─── DATA ENTRIES ───

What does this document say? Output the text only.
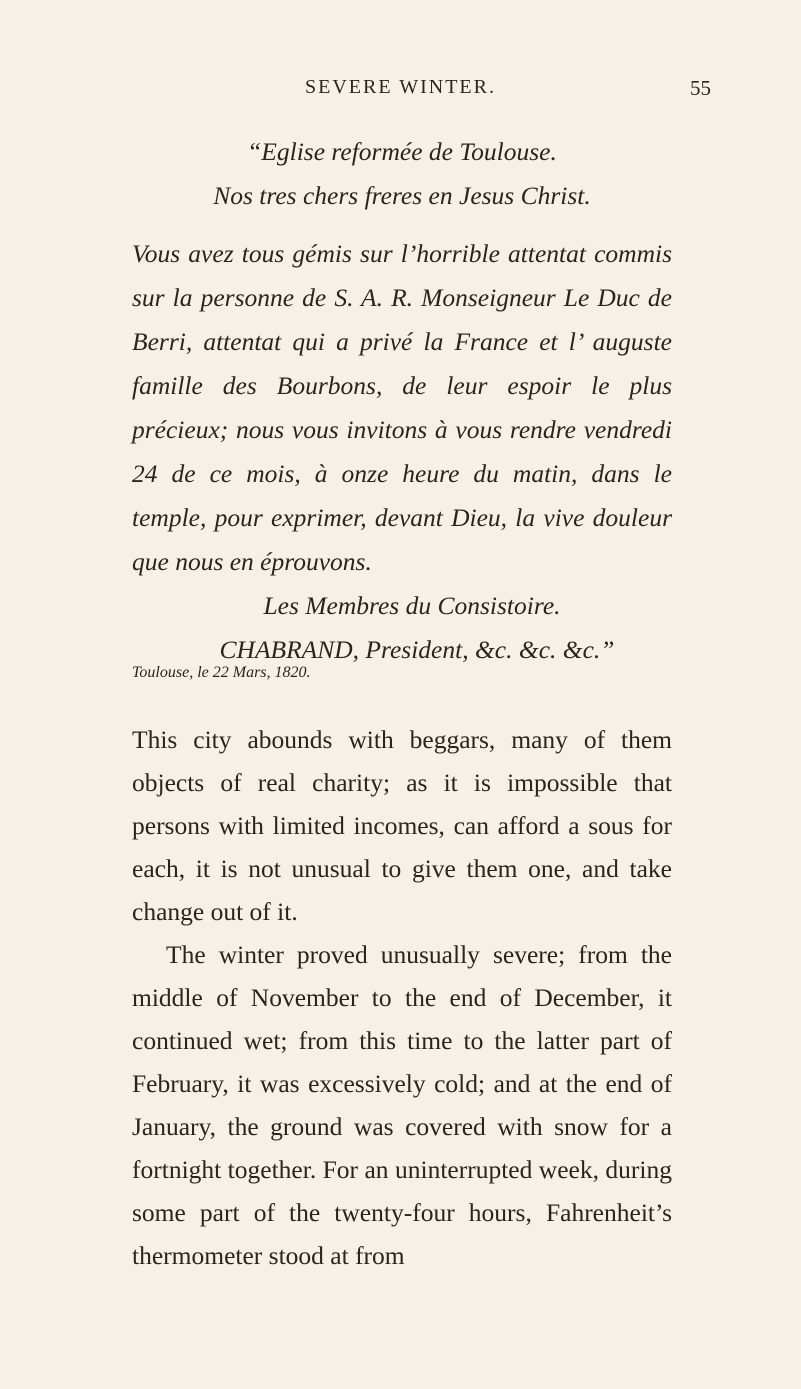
SEVERE WINTER.	55

“Eglise reformée de Toulouse.

Nos tres chers freres en Jesus Christ.

Vous avez tous gémis sur l’horrible attentat commis sur la personne de S. A. R. Monseigneur Le Duc de Berri, attentat qui a privé la France et l’ auguste famille des Bourbons, de leur espoir le plus précieux; nous vous invitons à vous rendre vendredi 24 de ce mois, à onze heure du matin, dans le temple, pour exprimer, devant Dieu, la vive douleur que nous en éprouvons.

Les Membres du Consistoire.

CHABRAND, President, &c. &c. &c.”

Toulouse, le 22 Mars, 1820.

This city abounds with beggars, many of them objects of real charity; as it is impossible that persons with limited incomes, can afford a sous for each, it is not unusual to give them one, and take change out of it.

The winter proved unusually severe; from the middle of November to the end of December, it continued wet; from this time to the latter part of February, it was excessively cold; and at the end of January, the ground was covered with snow for a fortnight together. For an uninterrupted week, during some part of the twenty-four hours, Fahrenheit’s thermometer stood at from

───

• [YOUR INSTRUCTIONS]: Of all the lines in the listing above, how many contain the word "Toulouse"? Answer with the number alone.

• [OUTPUT FOR THIS EXERCISE]: 2